--- Exercise goal ---
Repeat the records verbatim and leave the pictures out of your copy.

Saved entries
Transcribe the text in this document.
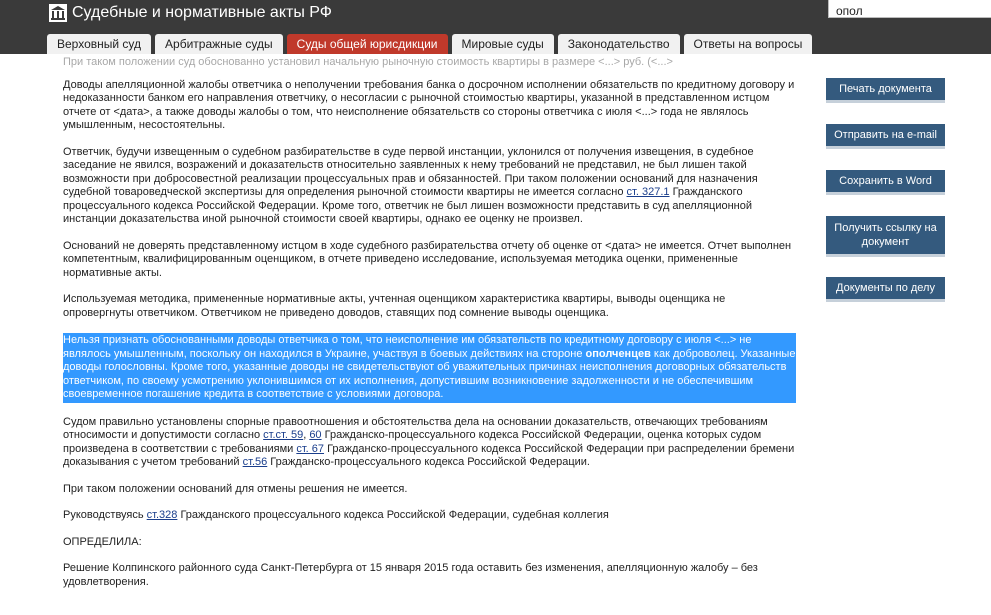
Судебные и нормативные акты РФ	опол
Верховный суд	Арбитражные суды	Суды общей юрисдикции	Мировые суды	Законодательство	Ответы на вопросы

При таком положении суд обоснованно установил начальную рыночную стоимость квартиры в размере <...> руб. (<...>

Доводы апелляционной жалобы ответчика о неполучении требования банка о досрочном исполнении обязательств по кредитному договору и недоказанности банком его направления ответчику, о несогласии с рыночной стоимостью квартиры, указанной в представленном истцом отчете от <дата>, а также доводы жалобы о том, что неисполнение обязательств со стороны ответчика с июля <...> года не являлось умышленным, несостоятельны.

Ответчик, будучи извещенным о судебном разбирательстве в суде первой инстанции, уклонился от получения извещения, в судебное заседание не явился, возражений и доказательств относительно заявленных к нему требований не представил, не был лишен такой возможности при добросовестной реализации процессуальных прав и обязанностей. При таком положении оснований для назначения судебной товароведческой экспертизы для определения рыночной стоимости квартиры не имеется согласно ст. 327.1 Гражданского процессуального кодекса Российской Федерации. Кроме того, ответчик не был лишен возможности представить в суд апелляционной инстанции доказательства иной рыночной стоимости своей квартиры, однако ее оценку не произвел.

Оснований не доверять представленному истцом в ходе судебного разбирательства отчету об оценке от <дата> не имеется. Отчет выполнен компетентным, квалифицированным оценщиком, в отчете приведено исследование, используемая методика оценки, примененные нормативные акты.

Используемая методика, примененные нормативные акты, учтенная оценщиком характеристика квартиры, выводы оценщика не опровергнуты ответчиком. Ответчиком не приведено доводов, ставящих под сомнение выводы оценщика.

Нельзя признать обоснованными доводы ответчика о том, что неисполнение им обязательств по кредитному договору с июля <...> не являлось умышленным, поскольку он находился в Украине, участвуя в боевых действиях на стороне ополченцев как доброволец. Указанные доводы голословны. Кроме того, указанные доводы не свидетельствуют об уважительных причинах неисполнения договорных обязательств ответчиком, по своему усмотрению уклонившимся от их исполнения, допустившим возникновение задолженности и не обеспечившим своевременное погашение кредита в соответствие с условиями договора.

Судом правильно установлены спорные правоотношения и обстоятельства дела на основании доказательств, отвечающих требованиям относимости и допустимости согласно ст.ст. 59, 60 Гражданско-процессуального кодекса Российской Федерации, оценка которых судом произведена в соответствии с требованиями ст. 67 Гражданско-процессуального кодекса Российской Федерации при распределении бремени доказывания с учетом требований ст.56 Гражданско-процессуального кодекса Российской Федерации.

При таком положении оснований для отмены решения не имеется.

Руководствуясь ст.328 Гражданского процессуального кодекса Российской Федерации, судебная коллегия

ОПРЕДЕЛИЛА:

Решение Колпинского районного суда Санкт-Петербурга от 15 января 2015 года оставить без изменения, апелляционную жалобу – без удовлетворения.

Печать документа
Отправить на e-mail
Сохранить в Word
Получить ссылку на документ
Документы по делу
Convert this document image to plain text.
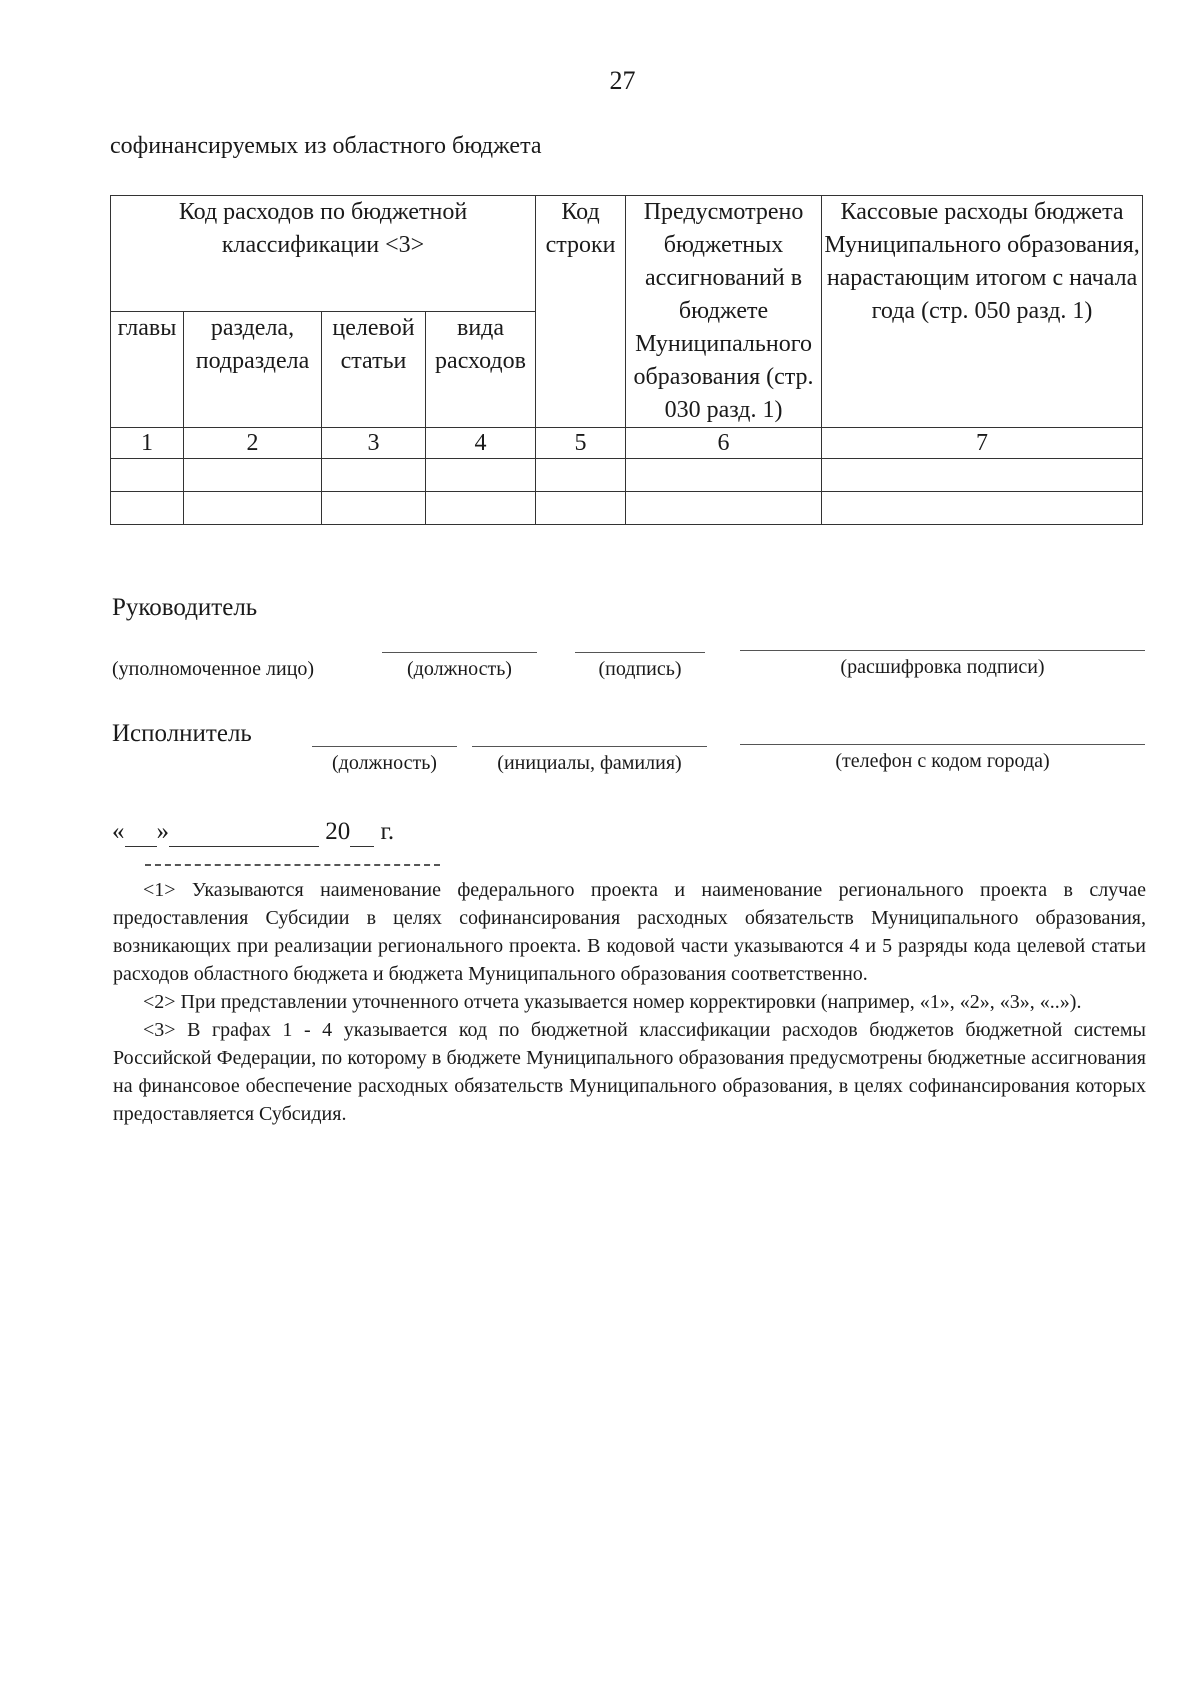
27
софинансируемых из областного бюджета
Код расходов по бюджетной классификации <3>				Код строки	Предусмотрено бюджетных ассигнований в бюджете Муниципального образования (стр. 030 разд. 1)	Кассовые расходы бюджета Муниципального образования, нарастающим итогом с начала года (стр. 050 разд. 1)
главы	раздела, подраздела	целевой статьи	вида расходов			
1	2	3	4	5	6	7

Руководитель
(уполномоченное лицо)	(должность)	(подпись)	(расшифровка подписи)
Исполнитель
(должность)	(инициалы, фамилия)	(телефон с кодом города)
« »	20 г.

<1> Указываются наименование федерального проекта и наименование регионального проекта в случае предоставления Субсидии в целях софинансирования расходных обязательств Муниципального образования, возникающих при реализации регионального проекта. В кодовой части указываются 4 и 5 разряды кода целевой статьи расходов областного бюджета и бюджета Муниципального образования соответственно.

<2> При представлении уточненного отчета указывается номер корректировки (например, «1», «2», «3», «..»).

<3> В графах 1 - 4 указывается код по бюджетной классификации расходов бюджетов бюджетной системы Российской Федерации, по которому в бюджете Муниципального образования предусмотрены бюджетные ассигнования на финансовое обеспечение расходных обязательств Муниципального образования, в целях софинансирования которых предоставляется Субсидия.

--- Solution to the problem ---
Transcribe the text in this document.
Судебные и нормативные акты РФ	опол
Верховный суд	Арбитражные суды	Суды общей юрисдикции	Мировые суды	Законодательство	Ответы на вопросы

При таком положении суд обоснованно установил начальную рыночную стоимость квартиры в размере <...> руб. (<...>

Доводы апелляционной жалобы ответчика о неполучении требования банка о досрочном исполнении обязательств по кредитному договору и недоказанности банком его направления ответчику, о несогласии с рыночной стоимостью квартиры, указанной в представленном истцом отчете от <дата>, а также доводы жалобы о том, что неисполнение обязательств со стороны ответчика с июля <...> года не являлось умышленным, несостоятельны.

Ответчик, будучи извещенным о судебном разбирательстве в суде первой инстанции, уклонился от получения извещения, в судебное заседание не явился, возражений и доказательств относительно заявленных к нему требований не представил, не был лишен такой возможности при добросовестной реализации процессуальных прав и обязанностей. При таком положении оснований для назначения судебной товароведческой экспертизы для определения рыночной стоимости квартиры не имеется согласно ст. 327.1 Гражданского процессуального кодекса Российской Федерации. Кроме того, ответчик не был лишен возможности представить в суд апелляционной инстанции доказательства иной рыночной стоимости своей квартиры, однако ее оценку не произвел.

Оснований не доверять представленному истцом в ходе судебного разбирательства отчету об оценке от <дата> не имеется. Отчет выполнен компетентным, квалифицированным оценщиком, в отчете приведено исследование, используемая методика оценки, примененные нормативные акты.

Используемая методика, примененные нормативные акты, учтенная оценщиком характеристика квартиры, выводы оценщика не опровергнуты ответчиком. Ответчиком не приведено доводов, ставящих под сомнение выводы оценщика.

Нельзя признать обоснованными доводы ответчика о том, что неисполнение им обязательств по кредитному договору с июля <...> не являлось умышленным, поскольку он находился в Украине, участвуя в боевых действиях на стороне ополченцев как доброволец. Указанные доводы голословны. Кроме того, указанные доводы не свидетельствуют об уважительных причинах неисполнения договорных обязательств ответчиком, по своему усмотрению уклонившимся от их исполнения, допустившим возникновение задолженности и не обеспечившим своевременное погашение кредита в соответствие с условиями договора.

Судом правильно установлены спорные правоотношения и обстоятельства дела на основании доказательств, отвечающих требованиям относимости и допустимости согласно ст.ст. 59, 60 Гражданско-процессуального кодекса Российской Федерации, оценка которых судом произведена в соответствии с требованиями ст. 67 Гражданско-процессуального кодекса Российской Федерации при распределении бремени доказывания с учетом требований ст.56 Гражданско-процессуального кодекса Российской Федерации.

При таком положении оснований для отмены решения не имеется.

Руководствуясь ст.328 Гражданского процессуального кодекса Российской Федерации, судебная коллегия

ОПРЕДЕЛИЛА:

Решение Колпинского районного суда Санкт-Петербурга от 15 января 2015 года оставить без изменения, апелляционную жалобу – без удовлетворения.

Печать документа
Отправить на e-mail
Сохранить в Word
Получить ссылку на документ
Документы по делу
Convert this document image to plain text.
27
софинансируемых из областного бюджета
Код расходов по бюджетной классификации <3>				Код строки	Предусмотрено бюджетных ассигнований в бюджете Муниципального образования (стр. 030 разд. 1)	Кассовые расходы бюджета Муниципального образования, нарастающим итогом с начала года (стр. 050 разд. 1)
главы	раздела, подраздела	целевой статьи	вида расходов			
1	2	3	4	5	6	7

Руководитель
(уполномоченное лицо)	(должность)	(подпись)	(расшифровка подписи)
Исполнитель
(должность)	(инициалы, фамилия)	(телефон с кодом города)
« »	20 г.

<1> Указываются наименование федерального проекта и наименование регионального проекта в случае предоставления Субсидии в целях софинансирования расходных обязательств Муниципального образования, возникающих при реализации регионального проекта. В кодовой части указываются 4 и 5 разряды кода целевой статьи расходов областного бюджета и бюджета Муниципального образования соответственно.

<2> При представлении уточненного отчета указывается номер корректировки (например, «1», «2», «3», «..»).

<3> В графах 1 - 4 указывается код по бюджетной классификации расходов бюджетов бюджетной системы Российской Федерации, по которому в бюджете Муниципального образования предусмотрены бюджетные ассигнования на финансовое обеспечение расходных обязательств Муниципального образования, в целях софинансирования которых предоставляется Субсидия.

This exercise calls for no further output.